Exercise brief:
Below are the records; pull every line that includes "para".

○ ○ ○ ○ ○ ○ ○

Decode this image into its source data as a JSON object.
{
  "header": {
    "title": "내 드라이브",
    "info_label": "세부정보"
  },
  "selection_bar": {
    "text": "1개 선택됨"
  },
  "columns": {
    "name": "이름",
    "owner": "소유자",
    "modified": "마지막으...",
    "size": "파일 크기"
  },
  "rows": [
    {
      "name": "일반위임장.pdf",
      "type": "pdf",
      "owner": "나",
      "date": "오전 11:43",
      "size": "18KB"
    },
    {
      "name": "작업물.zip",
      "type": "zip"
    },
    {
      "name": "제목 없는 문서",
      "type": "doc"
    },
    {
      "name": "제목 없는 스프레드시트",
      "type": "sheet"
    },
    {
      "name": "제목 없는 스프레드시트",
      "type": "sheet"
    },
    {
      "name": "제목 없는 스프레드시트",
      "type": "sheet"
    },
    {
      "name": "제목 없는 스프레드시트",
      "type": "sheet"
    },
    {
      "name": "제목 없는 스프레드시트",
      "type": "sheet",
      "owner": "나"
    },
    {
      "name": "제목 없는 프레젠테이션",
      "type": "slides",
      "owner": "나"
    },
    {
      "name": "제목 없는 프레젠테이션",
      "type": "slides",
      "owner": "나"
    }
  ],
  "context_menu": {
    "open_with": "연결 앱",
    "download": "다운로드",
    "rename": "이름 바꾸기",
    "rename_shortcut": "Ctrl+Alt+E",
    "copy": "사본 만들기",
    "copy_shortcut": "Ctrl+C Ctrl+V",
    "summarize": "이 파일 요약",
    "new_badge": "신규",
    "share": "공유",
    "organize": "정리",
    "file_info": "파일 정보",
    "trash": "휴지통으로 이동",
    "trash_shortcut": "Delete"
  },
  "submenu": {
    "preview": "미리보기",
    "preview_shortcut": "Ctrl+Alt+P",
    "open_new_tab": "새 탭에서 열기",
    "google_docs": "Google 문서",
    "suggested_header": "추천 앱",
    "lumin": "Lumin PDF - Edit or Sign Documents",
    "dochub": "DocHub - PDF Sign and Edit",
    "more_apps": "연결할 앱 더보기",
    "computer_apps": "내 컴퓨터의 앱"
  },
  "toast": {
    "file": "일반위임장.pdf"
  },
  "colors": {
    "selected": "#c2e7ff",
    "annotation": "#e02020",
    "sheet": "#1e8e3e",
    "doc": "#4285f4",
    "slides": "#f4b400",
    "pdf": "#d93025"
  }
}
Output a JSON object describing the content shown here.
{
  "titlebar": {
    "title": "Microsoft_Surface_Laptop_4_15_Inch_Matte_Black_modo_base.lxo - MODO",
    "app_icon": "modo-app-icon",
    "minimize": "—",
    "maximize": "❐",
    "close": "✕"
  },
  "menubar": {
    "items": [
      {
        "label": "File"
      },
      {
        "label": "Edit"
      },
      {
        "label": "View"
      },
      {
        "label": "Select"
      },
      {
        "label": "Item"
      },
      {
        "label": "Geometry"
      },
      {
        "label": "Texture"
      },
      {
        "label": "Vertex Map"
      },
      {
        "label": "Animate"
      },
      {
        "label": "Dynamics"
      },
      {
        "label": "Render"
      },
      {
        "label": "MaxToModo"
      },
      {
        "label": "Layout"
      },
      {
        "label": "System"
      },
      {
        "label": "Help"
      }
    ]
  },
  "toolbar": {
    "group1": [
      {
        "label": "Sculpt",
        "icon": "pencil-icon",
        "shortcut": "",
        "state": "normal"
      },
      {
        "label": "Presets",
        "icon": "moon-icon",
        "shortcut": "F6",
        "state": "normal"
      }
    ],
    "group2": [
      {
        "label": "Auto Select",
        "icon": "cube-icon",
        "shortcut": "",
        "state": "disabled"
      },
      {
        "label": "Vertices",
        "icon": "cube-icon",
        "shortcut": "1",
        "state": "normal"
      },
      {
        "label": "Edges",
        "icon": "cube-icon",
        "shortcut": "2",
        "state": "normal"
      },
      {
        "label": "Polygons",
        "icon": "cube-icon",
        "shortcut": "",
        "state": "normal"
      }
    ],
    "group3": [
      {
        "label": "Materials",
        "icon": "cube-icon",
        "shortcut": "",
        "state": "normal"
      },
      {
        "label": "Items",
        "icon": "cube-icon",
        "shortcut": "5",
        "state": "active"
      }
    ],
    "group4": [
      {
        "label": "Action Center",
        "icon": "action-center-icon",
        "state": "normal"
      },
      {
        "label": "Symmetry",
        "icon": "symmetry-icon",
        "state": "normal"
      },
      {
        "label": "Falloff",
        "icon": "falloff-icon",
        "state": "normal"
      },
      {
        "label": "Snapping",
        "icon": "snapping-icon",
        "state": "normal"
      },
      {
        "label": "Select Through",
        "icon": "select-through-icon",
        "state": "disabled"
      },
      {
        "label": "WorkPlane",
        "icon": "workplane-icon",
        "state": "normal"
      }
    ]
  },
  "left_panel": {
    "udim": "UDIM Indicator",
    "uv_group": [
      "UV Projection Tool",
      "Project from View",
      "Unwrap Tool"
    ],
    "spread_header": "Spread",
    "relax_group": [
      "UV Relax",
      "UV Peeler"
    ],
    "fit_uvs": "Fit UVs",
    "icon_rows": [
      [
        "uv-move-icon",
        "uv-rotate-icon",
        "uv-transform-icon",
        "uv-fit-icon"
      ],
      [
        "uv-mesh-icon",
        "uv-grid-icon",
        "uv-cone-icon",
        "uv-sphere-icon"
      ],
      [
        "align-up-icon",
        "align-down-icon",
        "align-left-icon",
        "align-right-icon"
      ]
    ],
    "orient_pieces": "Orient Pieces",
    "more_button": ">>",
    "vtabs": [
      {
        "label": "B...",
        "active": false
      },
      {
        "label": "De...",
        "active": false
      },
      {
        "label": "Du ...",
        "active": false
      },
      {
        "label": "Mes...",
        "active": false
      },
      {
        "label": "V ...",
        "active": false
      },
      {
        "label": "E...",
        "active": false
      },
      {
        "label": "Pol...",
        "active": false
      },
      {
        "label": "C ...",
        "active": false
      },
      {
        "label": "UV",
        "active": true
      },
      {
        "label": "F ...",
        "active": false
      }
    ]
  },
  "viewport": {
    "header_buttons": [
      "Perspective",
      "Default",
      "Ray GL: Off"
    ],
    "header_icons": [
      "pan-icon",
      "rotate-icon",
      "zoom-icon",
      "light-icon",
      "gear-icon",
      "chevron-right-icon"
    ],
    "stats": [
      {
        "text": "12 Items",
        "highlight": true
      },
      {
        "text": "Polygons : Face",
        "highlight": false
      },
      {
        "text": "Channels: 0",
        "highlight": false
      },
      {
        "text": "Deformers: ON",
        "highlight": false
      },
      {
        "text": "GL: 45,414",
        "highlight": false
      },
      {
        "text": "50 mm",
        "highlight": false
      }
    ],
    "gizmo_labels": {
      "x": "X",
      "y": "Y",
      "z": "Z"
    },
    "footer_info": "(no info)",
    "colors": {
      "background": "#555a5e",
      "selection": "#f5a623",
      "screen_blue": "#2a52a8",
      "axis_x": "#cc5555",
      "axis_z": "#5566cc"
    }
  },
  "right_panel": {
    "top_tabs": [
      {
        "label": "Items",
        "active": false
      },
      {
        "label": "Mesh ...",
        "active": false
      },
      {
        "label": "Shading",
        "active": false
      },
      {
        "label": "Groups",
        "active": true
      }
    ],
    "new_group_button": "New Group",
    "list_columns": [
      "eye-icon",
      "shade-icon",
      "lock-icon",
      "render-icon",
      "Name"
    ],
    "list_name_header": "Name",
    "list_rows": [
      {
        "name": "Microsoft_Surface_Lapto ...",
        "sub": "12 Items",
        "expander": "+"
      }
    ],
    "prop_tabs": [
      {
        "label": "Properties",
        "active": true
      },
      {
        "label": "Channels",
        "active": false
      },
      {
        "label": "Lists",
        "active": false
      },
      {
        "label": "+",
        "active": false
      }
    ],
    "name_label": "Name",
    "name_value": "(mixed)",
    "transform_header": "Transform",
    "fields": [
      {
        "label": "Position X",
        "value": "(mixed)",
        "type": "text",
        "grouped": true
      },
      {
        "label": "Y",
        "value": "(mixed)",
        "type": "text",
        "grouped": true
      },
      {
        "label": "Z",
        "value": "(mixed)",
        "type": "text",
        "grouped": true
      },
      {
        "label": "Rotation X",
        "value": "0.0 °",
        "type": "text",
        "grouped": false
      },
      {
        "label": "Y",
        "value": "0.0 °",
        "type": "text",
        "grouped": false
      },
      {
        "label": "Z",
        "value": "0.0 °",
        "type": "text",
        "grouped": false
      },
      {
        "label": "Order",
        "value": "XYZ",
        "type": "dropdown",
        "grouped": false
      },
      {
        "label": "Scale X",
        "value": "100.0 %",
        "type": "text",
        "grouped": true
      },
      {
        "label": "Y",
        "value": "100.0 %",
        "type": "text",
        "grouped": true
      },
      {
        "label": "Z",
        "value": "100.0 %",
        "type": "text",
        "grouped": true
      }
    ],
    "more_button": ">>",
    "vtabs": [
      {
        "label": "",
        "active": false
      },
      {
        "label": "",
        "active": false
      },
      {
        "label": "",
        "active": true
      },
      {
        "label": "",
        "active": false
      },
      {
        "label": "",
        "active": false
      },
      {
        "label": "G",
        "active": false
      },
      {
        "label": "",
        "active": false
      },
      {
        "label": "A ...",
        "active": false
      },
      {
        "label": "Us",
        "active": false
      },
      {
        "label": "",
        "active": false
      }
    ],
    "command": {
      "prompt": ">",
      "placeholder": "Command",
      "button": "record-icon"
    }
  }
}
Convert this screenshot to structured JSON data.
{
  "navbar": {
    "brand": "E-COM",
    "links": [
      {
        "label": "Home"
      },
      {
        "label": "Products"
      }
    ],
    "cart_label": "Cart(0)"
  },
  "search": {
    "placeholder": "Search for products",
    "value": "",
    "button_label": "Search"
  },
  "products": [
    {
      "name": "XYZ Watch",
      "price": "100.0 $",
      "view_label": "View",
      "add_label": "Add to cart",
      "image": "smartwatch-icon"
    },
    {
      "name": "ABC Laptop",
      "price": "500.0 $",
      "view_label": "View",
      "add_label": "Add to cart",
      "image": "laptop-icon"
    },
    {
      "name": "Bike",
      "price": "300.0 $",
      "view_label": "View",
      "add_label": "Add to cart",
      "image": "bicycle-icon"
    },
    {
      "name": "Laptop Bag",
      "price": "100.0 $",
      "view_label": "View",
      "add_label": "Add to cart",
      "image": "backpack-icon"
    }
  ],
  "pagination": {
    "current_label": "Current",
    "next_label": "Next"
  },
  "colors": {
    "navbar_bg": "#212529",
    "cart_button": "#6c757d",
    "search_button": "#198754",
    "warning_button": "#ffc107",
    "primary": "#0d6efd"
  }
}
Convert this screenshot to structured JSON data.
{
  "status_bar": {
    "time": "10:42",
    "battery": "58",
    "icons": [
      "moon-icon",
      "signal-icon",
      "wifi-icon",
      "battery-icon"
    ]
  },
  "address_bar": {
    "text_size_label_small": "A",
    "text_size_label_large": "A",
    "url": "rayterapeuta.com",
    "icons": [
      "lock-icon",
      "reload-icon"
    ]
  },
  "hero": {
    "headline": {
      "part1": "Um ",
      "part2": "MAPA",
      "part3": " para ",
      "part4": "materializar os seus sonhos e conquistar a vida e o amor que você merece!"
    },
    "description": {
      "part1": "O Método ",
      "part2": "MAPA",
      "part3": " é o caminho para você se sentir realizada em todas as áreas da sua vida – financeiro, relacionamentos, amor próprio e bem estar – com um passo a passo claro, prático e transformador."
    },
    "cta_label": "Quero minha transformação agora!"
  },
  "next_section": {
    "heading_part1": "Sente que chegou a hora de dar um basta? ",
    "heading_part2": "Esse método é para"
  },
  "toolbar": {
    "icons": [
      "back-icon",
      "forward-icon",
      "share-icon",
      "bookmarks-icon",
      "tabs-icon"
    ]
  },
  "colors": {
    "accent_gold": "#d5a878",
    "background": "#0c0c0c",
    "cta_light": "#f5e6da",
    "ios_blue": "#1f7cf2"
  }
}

○ ○ ○ ○ ○ ○ ○

Result for this exercise:
      "part3": " para ",
      "part3": " é o caminho para você se sentir realizada em todas as áreas da sua vida – financeiro, relacionamentos, amor próprio e bem estar – com um passo a passo claro, prático e transformador."
    "heading_part2": "Esse método é para"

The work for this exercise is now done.